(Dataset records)
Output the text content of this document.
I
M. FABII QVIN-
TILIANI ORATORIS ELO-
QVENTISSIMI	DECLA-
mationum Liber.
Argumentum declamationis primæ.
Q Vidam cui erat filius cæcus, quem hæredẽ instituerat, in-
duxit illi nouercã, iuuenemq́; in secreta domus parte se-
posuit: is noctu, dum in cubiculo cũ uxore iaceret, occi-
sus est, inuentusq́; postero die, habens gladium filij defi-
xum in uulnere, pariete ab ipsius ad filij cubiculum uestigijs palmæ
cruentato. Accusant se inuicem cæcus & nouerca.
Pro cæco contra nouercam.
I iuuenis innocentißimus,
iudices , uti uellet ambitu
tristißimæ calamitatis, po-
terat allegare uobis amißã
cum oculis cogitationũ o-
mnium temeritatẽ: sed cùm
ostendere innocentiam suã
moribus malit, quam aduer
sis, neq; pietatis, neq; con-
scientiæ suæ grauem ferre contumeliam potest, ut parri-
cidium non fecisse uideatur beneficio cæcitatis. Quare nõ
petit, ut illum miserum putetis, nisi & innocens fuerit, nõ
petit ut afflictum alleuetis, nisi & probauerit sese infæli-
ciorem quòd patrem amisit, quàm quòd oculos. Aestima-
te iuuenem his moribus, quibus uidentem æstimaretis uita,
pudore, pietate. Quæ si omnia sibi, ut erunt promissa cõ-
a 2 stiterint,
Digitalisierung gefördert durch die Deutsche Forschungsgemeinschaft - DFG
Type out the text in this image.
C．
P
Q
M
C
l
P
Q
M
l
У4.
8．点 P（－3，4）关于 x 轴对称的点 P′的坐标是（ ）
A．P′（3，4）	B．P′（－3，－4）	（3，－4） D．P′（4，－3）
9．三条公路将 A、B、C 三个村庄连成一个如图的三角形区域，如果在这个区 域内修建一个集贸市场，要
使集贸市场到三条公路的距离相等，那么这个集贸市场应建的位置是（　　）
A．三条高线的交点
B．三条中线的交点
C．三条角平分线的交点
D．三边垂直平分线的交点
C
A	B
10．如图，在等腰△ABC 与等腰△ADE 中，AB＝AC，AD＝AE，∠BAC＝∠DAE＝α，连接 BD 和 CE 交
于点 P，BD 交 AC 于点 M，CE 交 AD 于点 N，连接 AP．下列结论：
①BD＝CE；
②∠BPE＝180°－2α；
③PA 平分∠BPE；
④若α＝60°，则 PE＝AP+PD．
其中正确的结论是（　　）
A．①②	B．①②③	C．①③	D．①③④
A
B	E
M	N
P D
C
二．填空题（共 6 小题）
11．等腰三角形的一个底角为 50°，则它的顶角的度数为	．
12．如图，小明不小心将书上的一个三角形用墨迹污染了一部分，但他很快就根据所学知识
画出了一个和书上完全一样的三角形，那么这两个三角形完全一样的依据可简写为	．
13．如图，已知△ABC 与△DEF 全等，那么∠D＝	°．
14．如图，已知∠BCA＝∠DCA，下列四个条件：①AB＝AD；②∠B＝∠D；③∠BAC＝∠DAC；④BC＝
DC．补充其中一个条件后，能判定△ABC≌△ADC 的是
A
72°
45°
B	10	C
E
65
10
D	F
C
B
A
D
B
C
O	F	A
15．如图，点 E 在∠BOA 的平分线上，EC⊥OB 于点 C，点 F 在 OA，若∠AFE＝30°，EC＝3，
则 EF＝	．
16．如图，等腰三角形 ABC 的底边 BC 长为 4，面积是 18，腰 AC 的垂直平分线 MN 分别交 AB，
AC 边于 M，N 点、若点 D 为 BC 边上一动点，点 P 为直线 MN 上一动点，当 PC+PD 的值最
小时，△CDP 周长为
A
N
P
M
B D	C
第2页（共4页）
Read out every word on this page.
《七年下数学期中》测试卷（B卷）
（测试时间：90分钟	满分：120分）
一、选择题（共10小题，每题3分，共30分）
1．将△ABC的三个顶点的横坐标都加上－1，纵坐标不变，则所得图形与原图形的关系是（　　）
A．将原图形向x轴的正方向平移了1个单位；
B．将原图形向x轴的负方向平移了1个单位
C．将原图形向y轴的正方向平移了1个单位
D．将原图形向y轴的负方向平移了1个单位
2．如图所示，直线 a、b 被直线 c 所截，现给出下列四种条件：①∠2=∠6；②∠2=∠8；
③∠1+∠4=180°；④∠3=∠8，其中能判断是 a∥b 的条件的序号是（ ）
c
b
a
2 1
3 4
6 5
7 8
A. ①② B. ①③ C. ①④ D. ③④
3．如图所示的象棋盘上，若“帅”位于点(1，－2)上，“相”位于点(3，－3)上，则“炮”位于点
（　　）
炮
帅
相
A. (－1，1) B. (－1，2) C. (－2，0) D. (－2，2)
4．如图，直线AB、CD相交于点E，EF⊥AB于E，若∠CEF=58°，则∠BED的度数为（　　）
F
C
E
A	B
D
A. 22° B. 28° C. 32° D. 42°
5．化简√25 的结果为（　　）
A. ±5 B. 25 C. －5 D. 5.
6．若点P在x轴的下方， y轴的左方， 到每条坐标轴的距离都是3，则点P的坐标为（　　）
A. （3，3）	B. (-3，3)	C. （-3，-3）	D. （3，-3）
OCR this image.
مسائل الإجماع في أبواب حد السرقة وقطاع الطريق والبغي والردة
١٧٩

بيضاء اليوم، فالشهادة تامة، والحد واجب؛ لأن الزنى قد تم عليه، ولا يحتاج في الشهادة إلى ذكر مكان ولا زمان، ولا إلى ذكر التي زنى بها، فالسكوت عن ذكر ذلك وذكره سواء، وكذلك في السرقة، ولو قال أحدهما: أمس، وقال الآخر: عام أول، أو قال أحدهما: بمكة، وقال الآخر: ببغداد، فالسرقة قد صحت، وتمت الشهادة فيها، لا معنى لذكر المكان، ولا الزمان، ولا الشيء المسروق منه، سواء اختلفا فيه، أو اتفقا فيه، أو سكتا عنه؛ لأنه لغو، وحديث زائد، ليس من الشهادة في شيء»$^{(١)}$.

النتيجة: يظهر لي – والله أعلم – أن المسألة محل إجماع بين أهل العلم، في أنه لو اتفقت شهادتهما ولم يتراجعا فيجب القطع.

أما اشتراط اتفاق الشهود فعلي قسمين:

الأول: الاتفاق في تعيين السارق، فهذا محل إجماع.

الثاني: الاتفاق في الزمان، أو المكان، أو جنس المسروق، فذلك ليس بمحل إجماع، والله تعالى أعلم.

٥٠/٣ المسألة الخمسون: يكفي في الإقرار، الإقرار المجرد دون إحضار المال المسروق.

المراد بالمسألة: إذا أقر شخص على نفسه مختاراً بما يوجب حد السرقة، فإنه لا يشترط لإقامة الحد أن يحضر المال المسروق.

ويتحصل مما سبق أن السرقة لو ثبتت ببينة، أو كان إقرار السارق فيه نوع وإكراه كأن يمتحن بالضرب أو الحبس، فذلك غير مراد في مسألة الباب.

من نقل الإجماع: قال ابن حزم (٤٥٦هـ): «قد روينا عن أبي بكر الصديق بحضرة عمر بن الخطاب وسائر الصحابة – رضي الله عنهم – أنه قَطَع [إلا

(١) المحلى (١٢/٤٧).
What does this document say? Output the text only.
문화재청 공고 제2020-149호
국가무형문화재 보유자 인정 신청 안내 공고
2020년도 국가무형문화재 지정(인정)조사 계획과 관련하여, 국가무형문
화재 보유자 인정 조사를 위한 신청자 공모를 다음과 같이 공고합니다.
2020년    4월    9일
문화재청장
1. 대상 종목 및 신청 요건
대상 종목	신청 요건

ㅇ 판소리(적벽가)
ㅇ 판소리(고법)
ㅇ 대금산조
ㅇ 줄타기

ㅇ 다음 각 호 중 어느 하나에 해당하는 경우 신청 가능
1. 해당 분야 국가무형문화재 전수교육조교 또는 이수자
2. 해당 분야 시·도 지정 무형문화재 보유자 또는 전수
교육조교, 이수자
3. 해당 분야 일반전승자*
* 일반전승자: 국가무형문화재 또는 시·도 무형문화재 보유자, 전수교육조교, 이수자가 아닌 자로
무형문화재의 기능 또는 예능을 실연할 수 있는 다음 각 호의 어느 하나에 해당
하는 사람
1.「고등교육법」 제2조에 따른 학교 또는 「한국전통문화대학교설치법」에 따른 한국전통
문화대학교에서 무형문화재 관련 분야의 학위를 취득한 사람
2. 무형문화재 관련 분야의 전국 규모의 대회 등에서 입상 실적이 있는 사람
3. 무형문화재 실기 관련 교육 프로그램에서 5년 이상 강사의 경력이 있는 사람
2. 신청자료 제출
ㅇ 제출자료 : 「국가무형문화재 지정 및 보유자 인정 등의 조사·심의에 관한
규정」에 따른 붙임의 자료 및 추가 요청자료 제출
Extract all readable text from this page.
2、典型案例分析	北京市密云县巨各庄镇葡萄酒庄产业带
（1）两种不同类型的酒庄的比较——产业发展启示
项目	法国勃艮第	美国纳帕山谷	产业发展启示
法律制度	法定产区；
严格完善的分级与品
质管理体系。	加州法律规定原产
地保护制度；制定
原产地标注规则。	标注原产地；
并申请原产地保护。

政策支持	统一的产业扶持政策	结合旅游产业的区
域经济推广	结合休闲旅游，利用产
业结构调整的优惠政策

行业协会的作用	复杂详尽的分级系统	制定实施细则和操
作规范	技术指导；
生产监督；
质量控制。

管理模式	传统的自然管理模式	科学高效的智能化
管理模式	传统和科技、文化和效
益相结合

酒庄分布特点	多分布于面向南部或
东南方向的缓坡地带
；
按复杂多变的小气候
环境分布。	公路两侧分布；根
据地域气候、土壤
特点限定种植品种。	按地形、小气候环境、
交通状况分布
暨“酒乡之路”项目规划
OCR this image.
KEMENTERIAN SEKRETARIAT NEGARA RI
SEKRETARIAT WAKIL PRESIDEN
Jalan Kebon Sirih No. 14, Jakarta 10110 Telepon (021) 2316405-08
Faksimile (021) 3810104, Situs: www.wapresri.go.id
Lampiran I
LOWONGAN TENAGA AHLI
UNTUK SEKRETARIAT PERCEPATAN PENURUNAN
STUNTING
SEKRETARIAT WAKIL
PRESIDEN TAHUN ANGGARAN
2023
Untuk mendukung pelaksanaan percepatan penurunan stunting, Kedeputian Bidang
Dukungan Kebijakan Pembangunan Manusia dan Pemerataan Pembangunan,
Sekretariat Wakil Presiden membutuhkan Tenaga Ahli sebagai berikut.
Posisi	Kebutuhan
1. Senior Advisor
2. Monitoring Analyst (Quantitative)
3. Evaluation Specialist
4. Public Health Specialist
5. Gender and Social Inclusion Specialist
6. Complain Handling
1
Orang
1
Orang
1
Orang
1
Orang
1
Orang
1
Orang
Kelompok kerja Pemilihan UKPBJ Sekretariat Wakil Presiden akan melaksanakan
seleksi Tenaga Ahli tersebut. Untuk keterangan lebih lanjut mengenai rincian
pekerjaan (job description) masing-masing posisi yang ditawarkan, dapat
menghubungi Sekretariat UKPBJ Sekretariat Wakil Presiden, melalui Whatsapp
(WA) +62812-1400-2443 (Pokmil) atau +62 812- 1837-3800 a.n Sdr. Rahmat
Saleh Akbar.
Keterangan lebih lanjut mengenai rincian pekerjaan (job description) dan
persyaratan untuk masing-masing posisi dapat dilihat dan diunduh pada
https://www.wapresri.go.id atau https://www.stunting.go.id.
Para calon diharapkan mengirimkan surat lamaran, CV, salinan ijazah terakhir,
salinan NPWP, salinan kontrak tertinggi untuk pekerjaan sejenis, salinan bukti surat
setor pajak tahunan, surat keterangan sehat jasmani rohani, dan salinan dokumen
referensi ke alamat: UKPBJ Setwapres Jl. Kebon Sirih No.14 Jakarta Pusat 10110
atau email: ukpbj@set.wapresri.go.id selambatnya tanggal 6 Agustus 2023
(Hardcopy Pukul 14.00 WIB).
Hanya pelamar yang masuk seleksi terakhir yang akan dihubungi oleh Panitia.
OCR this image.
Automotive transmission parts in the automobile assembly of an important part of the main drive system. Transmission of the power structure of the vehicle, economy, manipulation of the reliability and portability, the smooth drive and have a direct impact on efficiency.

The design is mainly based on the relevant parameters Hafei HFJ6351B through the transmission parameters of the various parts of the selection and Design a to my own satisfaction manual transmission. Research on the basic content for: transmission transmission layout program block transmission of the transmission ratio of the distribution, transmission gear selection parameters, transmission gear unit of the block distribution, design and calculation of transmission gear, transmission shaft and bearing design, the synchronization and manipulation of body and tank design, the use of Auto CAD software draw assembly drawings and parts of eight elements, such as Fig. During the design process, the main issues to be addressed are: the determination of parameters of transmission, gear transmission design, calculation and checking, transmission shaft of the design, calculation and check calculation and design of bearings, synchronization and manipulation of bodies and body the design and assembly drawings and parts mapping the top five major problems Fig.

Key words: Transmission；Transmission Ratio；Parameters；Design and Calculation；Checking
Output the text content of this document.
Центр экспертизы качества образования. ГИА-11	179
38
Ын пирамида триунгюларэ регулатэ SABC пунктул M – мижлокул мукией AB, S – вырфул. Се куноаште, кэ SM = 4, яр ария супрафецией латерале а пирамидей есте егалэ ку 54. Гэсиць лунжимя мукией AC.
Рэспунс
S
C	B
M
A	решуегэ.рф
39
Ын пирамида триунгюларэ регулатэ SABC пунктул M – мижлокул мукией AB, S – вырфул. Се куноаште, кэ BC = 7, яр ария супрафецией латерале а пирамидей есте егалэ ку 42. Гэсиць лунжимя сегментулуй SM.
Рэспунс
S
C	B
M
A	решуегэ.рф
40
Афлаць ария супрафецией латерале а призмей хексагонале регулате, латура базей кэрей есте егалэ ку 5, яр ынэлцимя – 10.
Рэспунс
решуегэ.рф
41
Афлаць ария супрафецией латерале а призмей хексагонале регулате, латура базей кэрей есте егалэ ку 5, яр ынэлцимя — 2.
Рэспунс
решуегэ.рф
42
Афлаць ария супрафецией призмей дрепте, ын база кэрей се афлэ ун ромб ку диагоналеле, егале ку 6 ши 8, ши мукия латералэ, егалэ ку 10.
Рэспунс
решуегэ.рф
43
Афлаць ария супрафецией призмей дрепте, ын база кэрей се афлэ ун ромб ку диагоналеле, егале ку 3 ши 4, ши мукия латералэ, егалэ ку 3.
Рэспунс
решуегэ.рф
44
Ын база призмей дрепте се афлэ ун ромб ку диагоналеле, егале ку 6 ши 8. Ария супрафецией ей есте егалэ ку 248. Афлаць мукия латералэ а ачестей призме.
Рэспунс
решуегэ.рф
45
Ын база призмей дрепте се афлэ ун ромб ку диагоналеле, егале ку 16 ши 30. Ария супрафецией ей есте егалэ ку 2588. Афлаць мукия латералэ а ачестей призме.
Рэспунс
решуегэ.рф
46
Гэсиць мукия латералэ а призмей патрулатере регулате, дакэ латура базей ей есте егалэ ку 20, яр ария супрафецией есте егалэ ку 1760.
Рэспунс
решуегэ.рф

PROBLEM TO SOLVE: In the listing above, count each line that holds the string "text". Give the number only.

RESPONSE FOR THIS EXERCISE: 5